---------- Extracted data ----------
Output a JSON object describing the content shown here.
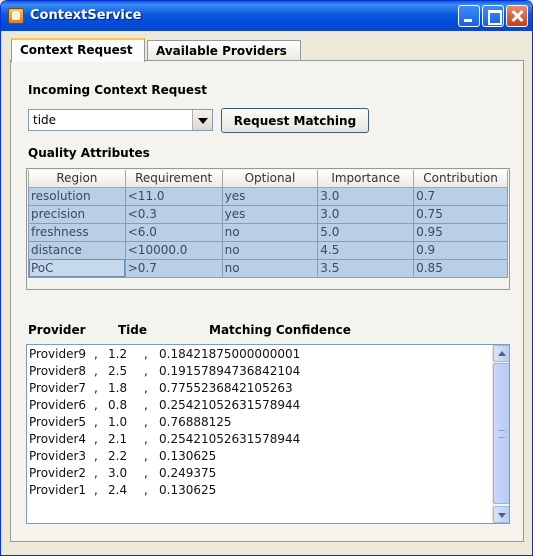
{
  "window": {
    "title": "ContextService",
    "controls": [
      "minimize-icon",
      "maximize-icon",
      "close-icon"
    ]
  },
  "tabs": [
    {
      "label": "Context Request",
      "active": true
    },
    {
      "label": "Available Providers",
      "active": false
    }
  ],
  "request": {
    "section_label": "Incoming Context Request",
    "selected_value": "tide",
    "button_label": "Request Matching"
  },
  "quality": {
    "section_label": "Quality Attributes",
    "columns": [
      "Region",
      "Requirement",
      "Optional",
      "Importance",
      "Contribution"
    ],
    "rows": [
      [
        "resolution",
        "<11.0",
        "yes",
        "3.0",
        "0.7"
      ],
      [
        "precision",
        "<0.3",
        "yes",
        "3.0",
        "0.75"
      ],
      [
        "freshness",
        "<6.0",
        "no",
        "5.0",
        "0.95"
      ],
      [
        "distance",
        "<10000.0",
        "no",
        "4.5",
        "0.9"
      ],
      [
        "PoC",
        ">0.7",
        "no",
        "3.5",
        "0.85"
      ]
    ]
  },
  "results": {
    "headers": {
      "provider": "Provider",
      "tide": "Tide",
      "confidence": "Matching Confidence"
    },
    "separator": ",",
    "rows": [
      [
        "Provider9",
        "1.2",
        "0.18421875000000001"
      ],
      [
        "Provider8",
        "2.5",
        "0.19157894736842104"
      ],
      [
        "Provider7",
        "1.8",
        "0.7755236842105263"
      ],
      [
        "Provider6",
        "0.8",
        "0.25421052631578944"
      ],
      [
        "Provider5",
        "1.0",
        "0.76888125"
      ],
      [
        "Provider4",
        "2.1",
        "0.25421052631578944"
      ],
      [
        "Provider3",
        "2.2",
        "0.130625"
      ],
      [
        "Provider2",
        "3.0",
        "0.249375"
      ],
      [
        "Provider1",
        "2.4",
        "0.130625"
      ]
    ]
  }
}
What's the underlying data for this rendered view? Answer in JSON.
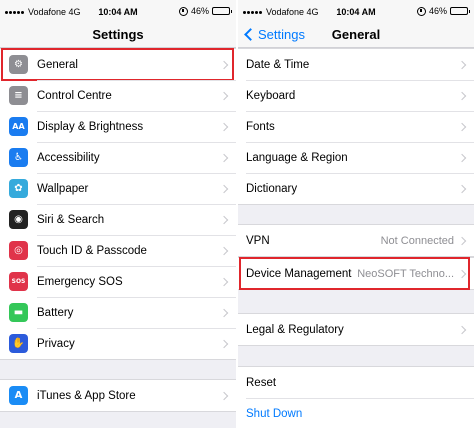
----------
> **Task statement**: Print the entries above exactly, taking out only the pictures.

> **Result of this task**:
Output a JSON object describing the content shown here.
{
  "window": {
    "title": "ContextService",
    "controls": [
      "minimize-icon",
      "maximize-icon",
      "close-icon"
    ]
  },
  "tabs": [
    {
      "label": "Context Request",
      "active": true
    },
    {
      "label": "Available Providers",
      "active": false
    }
  ],
  "request": {
    "section_label": "Incoming Context Request",
    "selected_value": "tide",
    "button_label": "Request Matching"
  },
  "quality": {
    "section_label": "Quality Attributes",
    "columns": [
      "Region",
      "Requirement",
      "Optional",
      "Importance",
      "Contribution"
    ],
    "rows": [
      [
        "resolution",
        "<11.0",
        "yes",
        "3.0",
        "0.7"
      ],
      [
        "precision",
        "<0.3",
        "yes",
        "3.0",
        "0.75"
      ],
      [
        "freshness",
        "<6.0",
        "no",
        "5.0",
        "0.95"
      ],
      [
        "distance",
        "<10000.0",
        "no",
        "4.5",
        "0.9"
      ],
      [
        "PoC",
        ">0.7",
        "no",
        "3.5",
        "0.85"
      ]
    ]
  },
  "results": {
    "headers": {
      "provider": "Provider",
      "tide": "Tide",
      "confidence": "Matching Confidence"
    },
    "separator": ",",
    "rows": [
      [
        "Provider9",
        "1.2",
        "0.18421875000000001"
      ],
      [
        "Provider8",
        "2.5",
        "0.19157894736842104"
      ],
      [
        "Provider7",
        "1.8",
        "0.7755236842105263"
      ],
      [
        "Provider6",
        "0.8",
        "0.25421052631578944"
      ],
      [
        "Provider5",
        "1.0",
        "0.76888125"
      ],
      [
        "Provider4",
        "2.1",
        "0.25421052631578944"
      ],
      [
        "Provider3",
        "2.2",
        "0.130625"
      ],
      [
        "Provider2",
        "3.0",
        "0.249375"
      ],
      [
        "Provider1",
        "2.4",
        "0.130625"
      ]
    ]
  }
}
What's the underlying data for this rendered view? Answer in JSON.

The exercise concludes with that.